> [Task to complete] Below is a block of records. Copy every line in it that contains the word "appx".

--- Records for the task ---

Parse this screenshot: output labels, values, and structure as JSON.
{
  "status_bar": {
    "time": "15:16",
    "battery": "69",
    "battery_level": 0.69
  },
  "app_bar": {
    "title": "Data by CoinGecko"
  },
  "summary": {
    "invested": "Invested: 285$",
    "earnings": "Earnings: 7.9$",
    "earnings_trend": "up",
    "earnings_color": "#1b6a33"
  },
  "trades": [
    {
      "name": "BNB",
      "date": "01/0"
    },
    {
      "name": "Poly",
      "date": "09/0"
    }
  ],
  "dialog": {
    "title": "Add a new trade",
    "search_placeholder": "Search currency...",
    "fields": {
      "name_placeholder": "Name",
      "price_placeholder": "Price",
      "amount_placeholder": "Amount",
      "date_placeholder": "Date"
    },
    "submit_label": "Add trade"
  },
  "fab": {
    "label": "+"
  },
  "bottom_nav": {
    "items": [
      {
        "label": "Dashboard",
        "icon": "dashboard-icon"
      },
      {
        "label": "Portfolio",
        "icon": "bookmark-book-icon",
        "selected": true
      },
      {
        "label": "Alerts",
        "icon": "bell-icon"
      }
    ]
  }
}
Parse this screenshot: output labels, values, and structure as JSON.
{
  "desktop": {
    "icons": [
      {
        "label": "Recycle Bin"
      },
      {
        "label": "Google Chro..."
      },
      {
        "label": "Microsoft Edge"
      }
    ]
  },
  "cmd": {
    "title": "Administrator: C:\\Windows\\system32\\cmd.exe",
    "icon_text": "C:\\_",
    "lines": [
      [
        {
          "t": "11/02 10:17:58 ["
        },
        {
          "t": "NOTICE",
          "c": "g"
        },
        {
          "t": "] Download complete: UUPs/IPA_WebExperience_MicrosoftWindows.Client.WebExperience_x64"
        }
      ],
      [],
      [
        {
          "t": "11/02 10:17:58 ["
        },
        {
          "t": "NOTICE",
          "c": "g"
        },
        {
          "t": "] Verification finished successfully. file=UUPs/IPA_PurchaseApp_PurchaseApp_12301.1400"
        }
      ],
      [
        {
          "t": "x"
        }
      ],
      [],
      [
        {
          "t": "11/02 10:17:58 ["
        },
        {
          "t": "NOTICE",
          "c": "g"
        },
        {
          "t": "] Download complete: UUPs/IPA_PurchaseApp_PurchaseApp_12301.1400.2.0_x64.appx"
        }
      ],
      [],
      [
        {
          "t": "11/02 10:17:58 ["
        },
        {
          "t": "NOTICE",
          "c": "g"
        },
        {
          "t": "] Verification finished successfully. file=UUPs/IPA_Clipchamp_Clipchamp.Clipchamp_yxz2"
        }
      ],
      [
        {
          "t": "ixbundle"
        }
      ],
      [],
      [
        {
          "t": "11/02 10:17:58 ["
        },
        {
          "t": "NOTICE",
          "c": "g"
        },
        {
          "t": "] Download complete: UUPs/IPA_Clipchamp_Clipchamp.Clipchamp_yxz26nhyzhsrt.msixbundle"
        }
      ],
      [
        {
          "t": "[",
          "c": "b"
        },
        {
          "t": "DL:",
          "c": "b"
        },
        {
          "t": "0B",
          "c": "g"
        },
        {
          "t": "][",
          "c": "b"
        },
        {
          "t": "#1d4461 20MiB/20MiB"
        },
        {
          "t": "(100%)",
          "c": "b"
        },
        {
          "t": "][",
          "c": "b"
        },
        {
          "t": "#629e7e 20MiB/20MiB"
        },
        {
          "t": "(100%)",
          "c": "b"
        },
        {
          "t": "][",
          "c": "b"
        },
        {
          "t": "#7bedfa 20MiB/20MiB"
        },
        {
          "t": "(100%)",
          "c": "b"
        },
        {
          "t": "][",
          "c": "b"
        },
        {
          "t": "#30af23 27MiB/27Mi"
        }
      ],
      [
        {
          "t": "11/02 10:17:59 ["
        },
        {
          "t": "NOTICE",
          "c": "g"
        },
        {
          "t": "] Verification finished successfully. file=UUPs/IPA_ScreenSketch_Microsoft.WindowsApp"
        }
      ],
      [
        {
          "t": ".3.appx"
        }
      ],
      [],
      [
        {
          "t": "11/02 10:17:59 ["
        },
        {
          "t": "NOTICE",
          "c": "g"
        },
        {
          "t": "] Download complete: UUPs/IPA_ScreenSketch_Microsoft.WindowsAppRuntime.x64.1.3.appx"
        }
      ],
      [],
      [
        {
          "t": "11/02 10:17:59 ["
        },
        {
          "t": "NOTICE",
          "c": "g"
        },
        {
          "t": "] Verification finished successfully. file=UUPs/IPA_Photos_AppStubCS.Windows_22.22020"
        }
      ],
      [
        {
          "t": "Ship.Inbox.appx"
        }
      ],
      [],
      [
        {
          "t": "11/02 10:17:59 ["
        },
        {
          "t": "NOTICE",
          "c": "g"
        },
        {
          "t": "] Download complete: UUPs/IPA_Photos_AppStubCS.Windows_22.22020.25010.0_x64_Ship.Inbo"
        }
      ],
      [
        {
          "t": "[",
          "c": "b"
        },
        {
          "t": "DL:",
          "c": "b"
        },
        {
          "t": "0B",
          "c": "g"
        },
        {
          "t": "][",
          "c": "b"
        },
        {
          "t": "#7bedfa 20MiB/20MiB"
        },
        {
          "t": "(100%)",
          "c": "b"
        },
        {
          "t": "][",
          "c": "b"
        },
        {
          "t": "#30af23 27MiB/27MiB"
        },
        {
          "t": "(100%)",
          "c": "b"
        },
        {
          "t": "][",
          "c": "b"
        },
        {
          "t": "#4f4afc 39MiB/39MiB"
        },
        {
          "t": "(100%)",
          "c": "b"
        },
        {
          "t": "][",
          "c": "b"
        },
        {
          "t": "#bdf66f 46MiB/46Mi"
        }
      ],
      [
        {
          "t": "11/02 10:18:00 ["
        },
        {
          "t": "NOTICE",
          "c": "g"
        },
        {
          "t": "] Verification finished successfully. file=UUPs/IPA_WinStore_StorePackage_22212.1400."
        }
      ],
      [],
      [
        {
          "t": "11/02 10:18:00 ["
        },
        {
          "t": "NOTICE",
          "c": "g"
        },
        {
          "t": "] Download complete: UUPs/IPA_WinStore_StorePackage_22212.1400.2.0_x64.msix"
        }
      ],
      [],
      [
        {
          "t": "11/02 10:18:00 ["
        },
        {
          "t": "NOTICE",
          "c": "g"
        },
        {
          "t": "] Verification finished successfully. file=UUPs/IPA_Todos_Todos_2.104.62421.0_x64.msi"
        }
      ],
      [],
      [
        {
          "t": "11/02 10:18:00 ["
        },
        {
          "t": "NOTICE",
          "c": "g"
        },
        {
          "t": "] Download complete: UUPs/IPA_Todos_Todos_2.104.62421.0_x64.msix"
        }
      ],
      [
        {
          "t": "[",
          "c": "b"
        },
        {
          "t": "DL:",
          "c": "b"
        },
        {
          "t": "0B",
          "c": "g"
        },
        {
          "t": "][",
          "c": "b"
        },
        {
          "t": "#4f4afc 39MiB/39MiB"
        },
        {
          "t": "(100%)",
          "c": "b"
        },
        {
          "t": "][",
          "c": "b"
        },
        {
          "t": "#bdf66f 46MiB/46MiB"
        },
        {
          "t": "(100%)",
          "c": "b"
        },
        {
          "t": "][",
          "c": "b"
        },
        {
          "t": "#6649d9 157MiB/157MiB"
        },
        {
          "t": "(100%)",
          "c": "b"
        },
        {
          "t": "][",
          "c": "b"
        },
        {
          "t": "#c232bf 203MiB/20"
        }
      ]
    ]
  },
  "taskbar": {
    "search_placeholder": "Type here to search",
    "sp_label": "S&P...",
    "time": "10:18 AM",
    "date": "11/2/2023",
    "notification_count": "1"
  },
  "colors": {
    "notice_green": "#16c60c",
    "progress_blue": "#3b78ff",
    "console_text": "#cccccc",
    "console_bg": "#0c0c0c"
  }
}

---

> [The response]
          "t": "] Download complete: UUPs/IPA_PurchaseApp_PurchaseApp_12301.1400.2.0_x64.appx"
          "t": ".3.appx"
          "t": "] Download complete: UUPs/IPA_ScreenSketch_Microsoft.WindowsAppRuntime.x64.1.3.appx"
          "t": "Ship.Inbox.appx"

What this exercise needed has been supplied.